(Source records):
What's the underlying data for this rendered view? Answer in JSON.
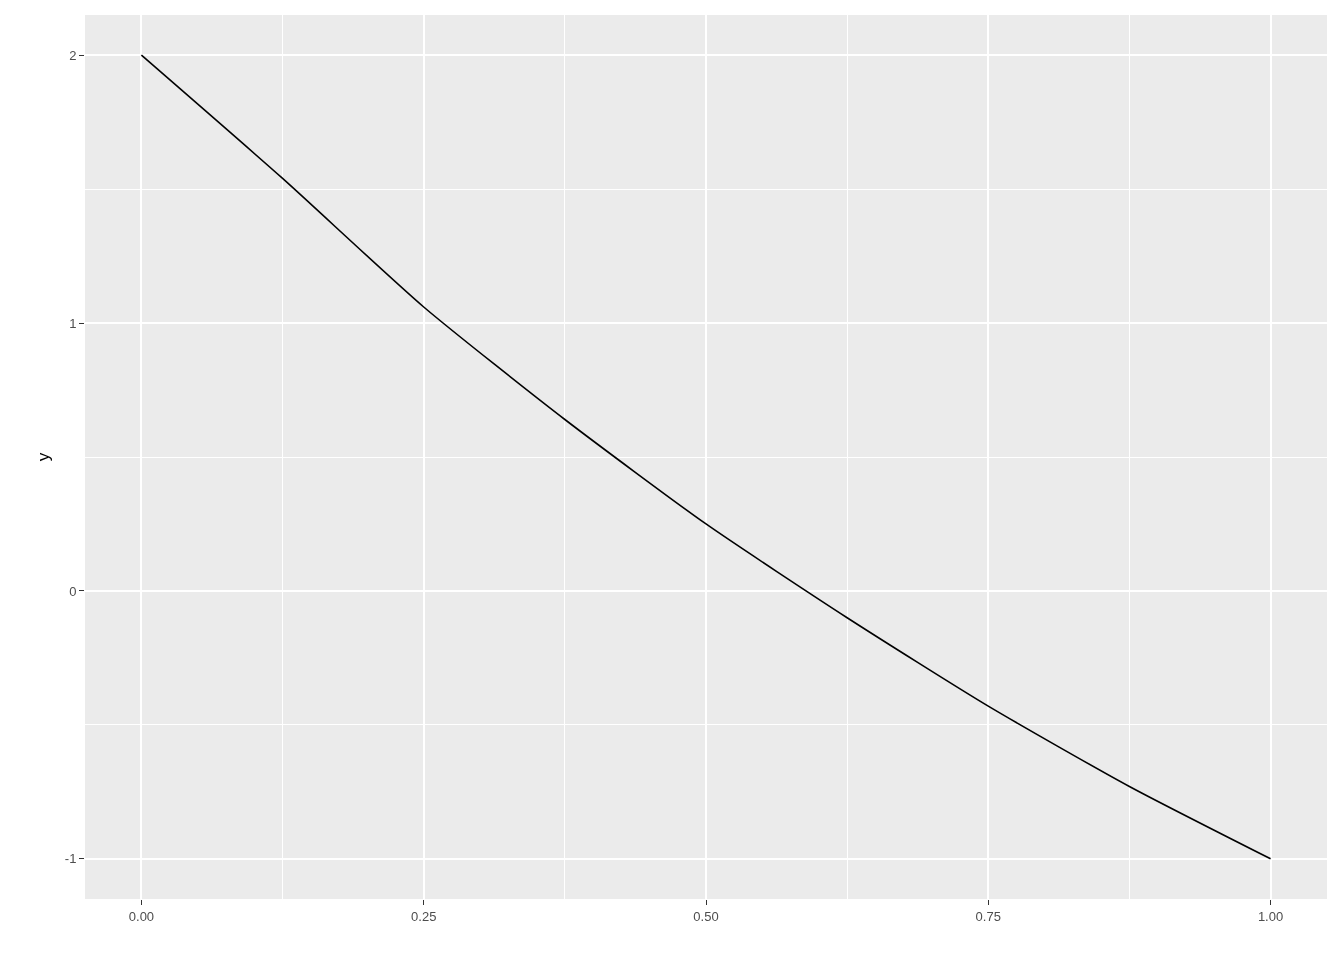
{
  "chart_data": {
    "type": "line",
    "ylabel": "y",
    "x": [
      0,
      0.125,
      0.25,
      0.375,
      0.5,
      0.625,
      0.75,
      0.875,
      1
    ],
    "series": [
      {
        "color": "#000000",
        "values": [
          2,
          1.54,
          1.06,
          0.64,
          0.25,
          -0.1,
          -0.43,
          -0.73,
          -1
        ]
      }
    ],
    "xlim": [
      -0.05,
      1.05
    ],
    "xticks": [
      {
        "value": 0,
        "label": "0.00"
      },
      0.25,
      {
        "value": 0.5,
        "label": "0.50"
      },
      0.75,
      {
        "value": 1,
        "label": "1.00"
      }
    ],
    "ylim": [
      -1.15,
      2.15
    ],
    "yticks": [
      -1,
      0,
      1,
      2
    ],
    "grid": true,
    "legend": false,
    "marker": "none",
    "line_style": "solid"
  }
}
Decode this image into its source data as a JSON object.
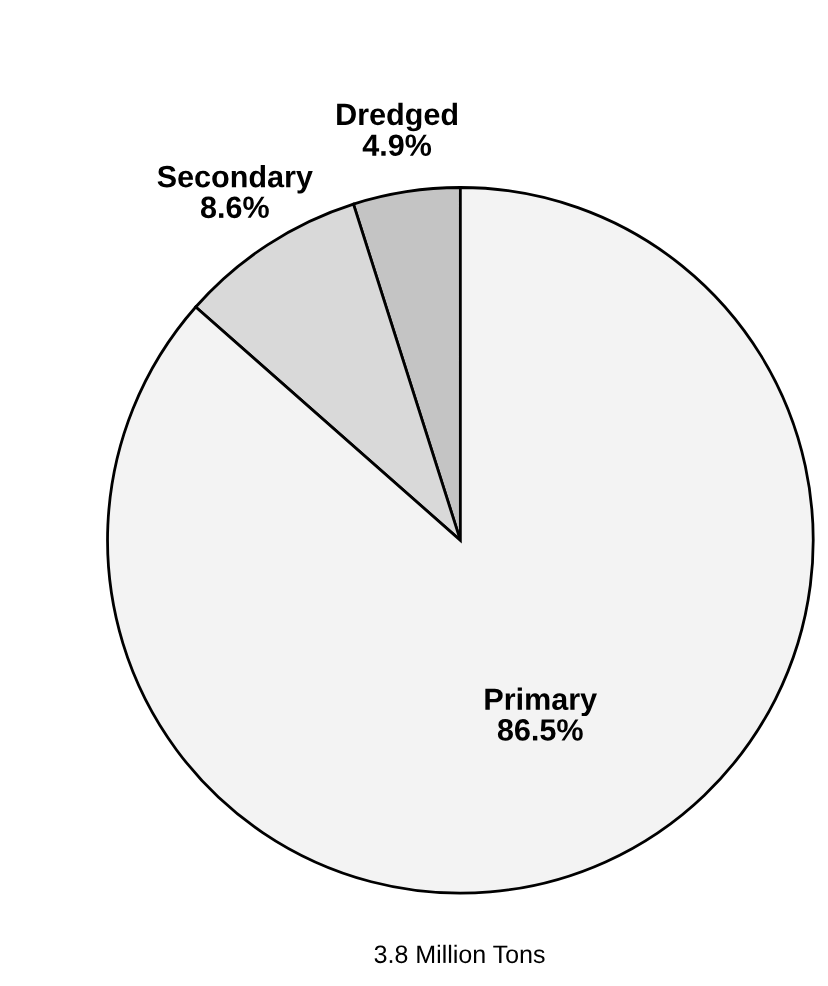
{
  "chart_data": {
    "type": "pie",
    "categories": [
      "Dredged",
      "Secondary",
      "Primary"
    ],
    "values": [
      4.9,
      8.6,
      86.5
    ],
    "colors": [
      "#c4c4c4",
      "#d9d9d9",
      "#f3f3f3"
    ],
    "value_labels": [
      "4.9%",
      "8.6%",
      "86.5%"
    ],
    "legend": false,
    "annotations": [
      "3.8 Million Tons"
    ]
  }
}
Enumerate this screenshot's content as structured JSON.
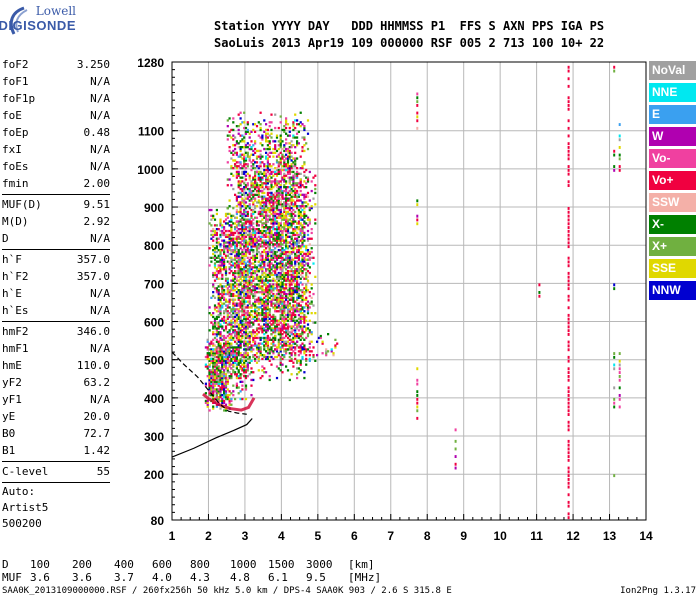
{
  "logo": {
    "line1": "Lowell",
    "line2": "DIGISONDE"
  },
  "header": {
    "labels": [
      "Station",
      "YYYY",
      "DAY",
      "DDD",
      "HHMMSS",
      "P1",
      "FFS",
      "S",
      "AXN",
      "PPS",
      "IGA",
      "PS"
    ],
    "values": [
      "SaoLuis",
      "2013",
      "Apr19",
      "109",
      "000000",
      "RSF",
      "005",
      "2",
      "713",
      "100",
      "10+",
      "22"
    ],
    "line1": "Station YYYY DAY   DDD HHMMSS P1  FFS S AXN PPS IGA PS",
    "line2": "SaoLuis 2013 Apr19 109 000000 RSF 005 2 713 100 10+ 22"
  },
  "params": {
    "group1": [
      {
        "name": "foF2",
        "value": "3.250"
      },
      {
        "name": "foF1",
        "value": "N/A"
      },
      {
        "name": "foF1p",
        "value": "N/A"
      },
      {
        "name": "foE",
        "value": "N/A"
      },
      {
        "name": "foEp",
        "value": "0.48"
      },
      {
        "name": "fxI",
        "value": "N/A"
      },
      {
        "name": "foEs",
        "value": "N/A"
      },
      {
        "name": "fmin",
        "value": "2.00"
      }
    ],
    "group2": [
      {
        "name": "MUF(D)",
        "value": "9.51"
      },
      {
        "name": "M(D)",
        "value": "2.92"
      },
      {
        "name": "D",
        "value": "N/A"
      }
    ],
    "group3": [
      {
        "name": "h`F",
        "value": "357.0"
      },
      {
        "name": "h`F2",
        "value": "357.0"
      },
      {
        "name": "h`E",
        "value": "N/A"
      },
      {
        "name": "h`Es",
        "value": "N/A"
      }
    ],
    "group4": [
      {
        "name": "hmF2",
        "value": "346.0"
      },
      {
        "name": "hmF1",
        "value": "N/A"
      },
      {
        "name": "hmE",
        "value": "110.0"
      },
      {
        "name": "yF2",
        "value": "63.2"
      },
      {
        "name": "yF1",
        "value": "N/A"
      },
      {
        "name": "yE",
        "value": "20.0"
      },
      {
        "name": "B0",
        "value": "72.7"
      },
      {
        "name": "B1",
        "value": "1.42"
      }
    ],
    "group5": [
      {
        "name": "C-level",
        "value": "55"
      }
    ],
    "auto": [
      "Auto:",
      "Artist5",
      "500200"
    ]
  },
  "legend": [
    {
      "label": "NoVal",
      "color": "#a0a0a0"
    },
    {
      "label": "NNE",
      "color": "#00e8f0"
    },
    {
      "label": "E",
      "color": "#3aa0f0"
    },
    {
      "label": "W",
      "color": "#b000b0"
    },
    {
      "label": "Vo-",
      "color": "#f040a0"
    },
    {
      "label": "Vo+",
      "color": "#f00040"
    },
    {
      "label": "SSW",
      "color": "#f4b0a8"
    },
    {
      "label": "X-",
      "color": "#008000"
    },
    {
      "label": "X+",
      "color": "#70b040"
    },
    {
      "label": "SSE",
      "color": "#e0d800"
    },
    {
      "label": "NNW",
      "color": "#0000d0"
    }
  ],
  "chart_data": {
    "type": "scatter",
    "xlim": [
      1,
      14
    ],
    "ylim": [
      80,
      1280
    ],
    "xticks": [
      "1",
      "2",
      "3",
      "4",
      "5",
      "6",
      "7",
      "8",
      "9",
      "10",
      "11",
      "12",
      "13",
      "14"
    ],
    "yticks": [
      {
        "value": 200,
        "label": "200"
      },
      {
        "value": 300,
        "label": "300"
      },
      {
        "value": 400,
        "label": "400"
      },
      {
        "value": 500,
        "label": "500"
      },
      {
        "value": 600,
        "label": "600"
      },
      {
        "value": 700,
        "label": "700"
      },
      {
        "value": 800,
        "label": "800"
      },
      {
        "value": 900,
        "label": "900"
      },
      {
        "value": 1000,
        "label": "1000"
      },
      {
        "value": 1100,
        "label": "1100"
      },
      {
        "value": 1280,
        "label": "1280"
      },
      {
        "value": 80,
        "label": "80"
      }
    ],
    "grid": true,
    "legend_position": "right",
    "profile_solid": [
      [
        1.0,
        245
      ],
      [
        1.6,
        268
      ],
      [
        2.2,
        295
      ],
      [
        2.7,
        315
      ],
      [
        3.05,
        330
      ],
      [
        3.2,
        346
      ]
    ],
    "profile_dashed": [
      [
        1.0,
        520
      ],
      [
        1.3,
        490
      ],
      [
        1.7,
        455
      ],
      [
        2.0,
        420
      ],
      [
        2.3,
        385
      ],
      [
        2.55,
        365
      ],
      [
        2.8,
        360
      ],
      [
        3.05,
        357
      ]
    ],
    "trace_f2": [
      [
        1.85,
        410
      ],
      [
        2.0,
        398
      ],
      [
        2.3,
        382
      ],
      [
        2.6,
        372
      ],
      [
        2.9,
        368
      ],
      [
        3.1,
        375
      ],
      [
        3.25,
        400
      ]
    ],
    "echo_regions": [
      {
        "x": [
          1.9,
          2.6
        ],
        "y": [
          370,
          560
        ],
        "density": 0.8
      },
      {
        "x": [
          2.0,
          3.2
        ],
        "y": [
          400,
          900
        ],
        "density": 0.55
      },
      {
        "x": [
          2.5,
          4.7
        ],
        "y": [
          450,
          1150
        ],
        "density": 0.5
      },
      {
        "x": [
          3.2,
          4.9
        ],
        "y": [
          500,
          1000
        ],
        "density": 0.4
      },
      {
        "x": [
          4.9,
          5.5
        ],
        "y": [
          500,
          580
        ],
        "density": 0.15
      }
    ],
    "vertical_traces": [
      {
        "x": 7.7,
        "ranges": [
          [
            320,
            480
          ],
          [
            860,
            920
          ],
          [
            1110,
            1200
          ]
        ]
      },
      {
        "x": 8.75,
        "ranges": [
          [
            220,
            320
          ]
        ]
      },
      {
        "x": 11.05,
        "ranges": [
          [
            670,
            710
          ]
        ]
      },
      {
        "x": 11.85,
        "ranges": [
          [
            90,
            1270
          ]
        ]
      },
      {
        "x": 13.1,
        "ranges": [
          [
            200,
            220
          ],
          [
            380,
            520
          ],
          [
            680,
            700
          ],
          [
            1000,
            1060
          ],
          [
            1260,
            1270
          ]
        ]
      },
      {
        "x": 13.25,
        "ranges": [
          [
            380,
            520
          ],
          [
            1000,
            1120
          ]
        ]
      }
    ]
  },
  "footer": {
    "row1_label": "D",
    "row1": [
      "100",
      "200",
      "400",
      "600",
      "800",
      "1000",
      "1500",
      "3000",
      "[km]"
    ],
    "row2_label": "MUF",
    "row2": [
      "3.6",
      "3.6",
      "3.7",
      "4.0",
      "4.3",
      "4.8",
      "6.1",
      "9.5",
      "[MHz]"
    ],
    "file_line": "SAA0K_2013109000000.RSF / 260fx256h 50 kHz 5.0 km / DPS-4 SAA0K 903 / 2.6 S 315.8 E",
    "version": "Ion2Png 1.3.17"
  }
}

(Task requirements): Above are some records. Count the lines among them with the word "density", and answer with the number only.

(Finished answer): 5